◆ **Dataset items**:
** Begin **

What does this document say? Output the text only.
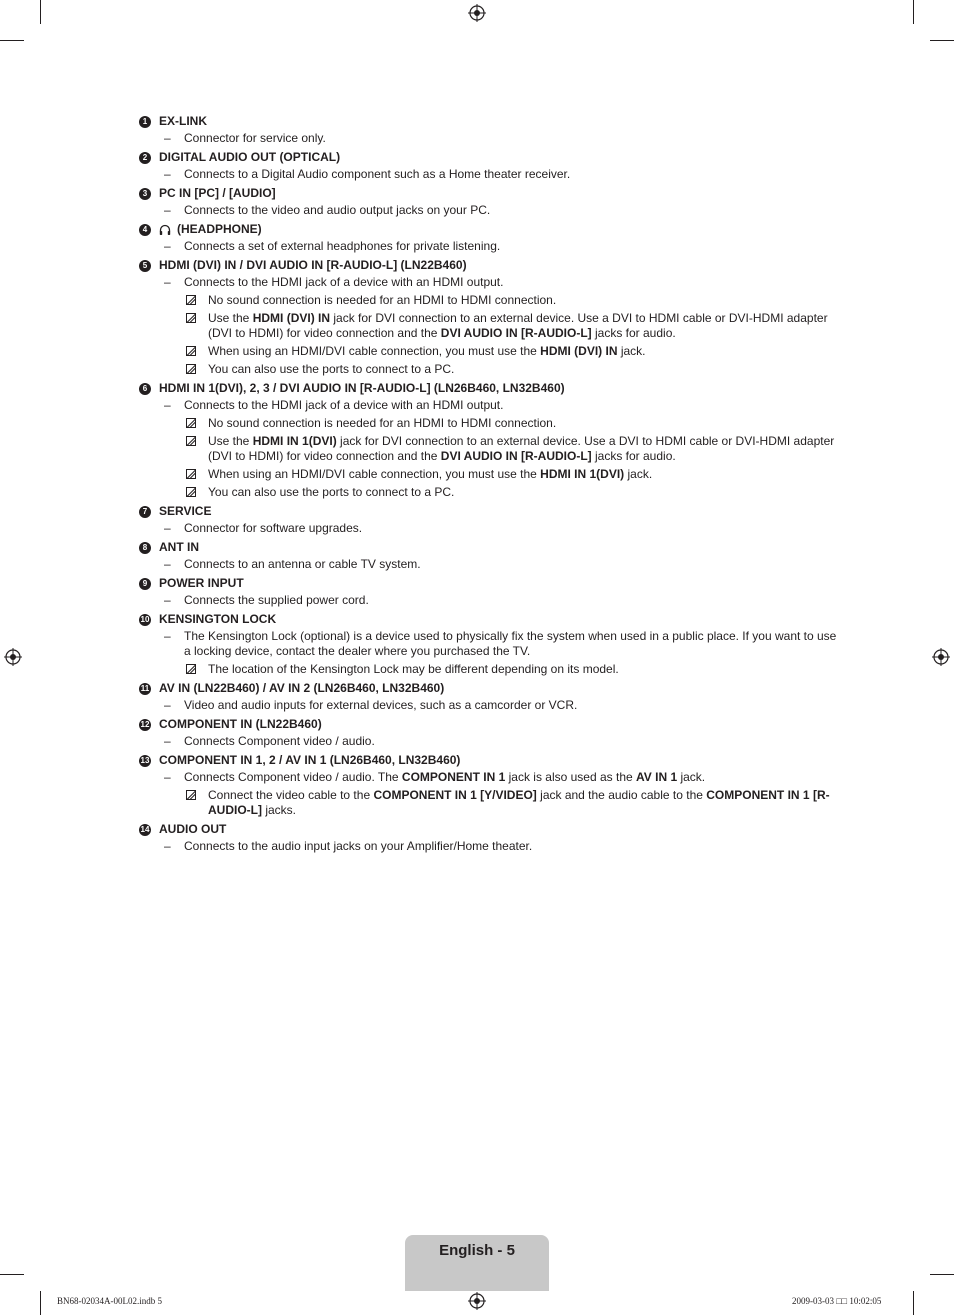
1 EX-LINK
– Connector for service only.
2 DIGITAL AUDIO OUT (OPTICAL)
– Connects to a Digital Audio component such as a Home theater receiver.
3 PC IN [PC] / [AUDIO]
– Connects to the video and audio output jacks on your PC.
4	(HEADPHONE)
– Connects a set of external headphones for private listening.
5 HDMI (DVI) IN / DVI AUDIO IN [R-AUDIO-L] (LN22B460)
– Connects to the HDMI jack of a device with an HDMI output.
No sound connection is needed for an HDMI to HDMI connection.
Use the HDMI (DVI) IN jack for DVI connection to an external device. Use a DVI to HDMI cable or DVI-HDMI adapter (DVI to HDMI) for video connection and the DVI AUDIO IN [R-AUDIO-L] jacks for audio.
When using an HDMI/DVI cable connection, you must use the HDMI (DVI) IN jack.
You can also use the ports to connect to a PC.
6 HDMI IN 1(DVI), 2, 3 / DVI AUDIO IN [R-AUDIO-L] (LN26B460, LN32B460)
– Connects to the HDMI jack of a device with an HDMI output.
No sound connection is needed for an HDMI to HDMI connection.
Use the HDMI IN 1(DVI) jack for DVI connection to an external device. Use a DVI to HDMI cable or DVI-HDMI adapter (DVI to HDMI) for video connection and the DVI AUDIO IN [R-AUDIO-L] jacks for audio.
When using an HDMI/DVI cable connection, you must use the HDMI IN 1(DVI) jack.
You can also use the ports to connect to a PC.
7 SERVICE
– Connector for software upgrades.
8 ANT IN
– Connects to an antenna or cable TV system.
9 POWER INPUT
– Connects the supplied power cord.
10 KENSINGTON LOCK
– The Kensington Lock (optional) is a device used to physically fix the system when used in a public place. If you want to use a locking device, contact the dealer where you purchased the TV.
The location of the Kensington Lock may be different depending on its model.
11 AV IN (LN22B460) / AV IN 2 (LN26B460, LN32B460)
– Video and audio inputs for external devices, such as a camcorder or VCR.
12 COMPONENT IN (LN22B460)
– Connects Component video / audio.
13 COMPONENT IN 1, 2 / AV IN 1 (LN26B460, LN32B460)
– Connects Component video / audio. The COMPONENT IN 1 jack is also used as the AV IN 1 jack.
Connect the video cable to the COMPONENT IN 1 [Y/VIDEO] jack and the audio cable to the COMPONENT IN 1 [R-AUDIO-L] jacks.
14 AUDIO OUT
– Connects to the audio input jacks on your Amplifier/Home theater.
English - 5
BN68-02034A-00L02.indb 5	2009-03-03 □□ 10:02:05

** End **

Go through the records above, find every line with the word "system", and list those lines.

◆ **SOLUTION BELOW**:
– Connects to an antenna or cable TV system.
– The Kensington Lock (optional) is a device used to physically fix the system when used in a public place. If you want to use a locking device, contact the dealer where you purchased the TV.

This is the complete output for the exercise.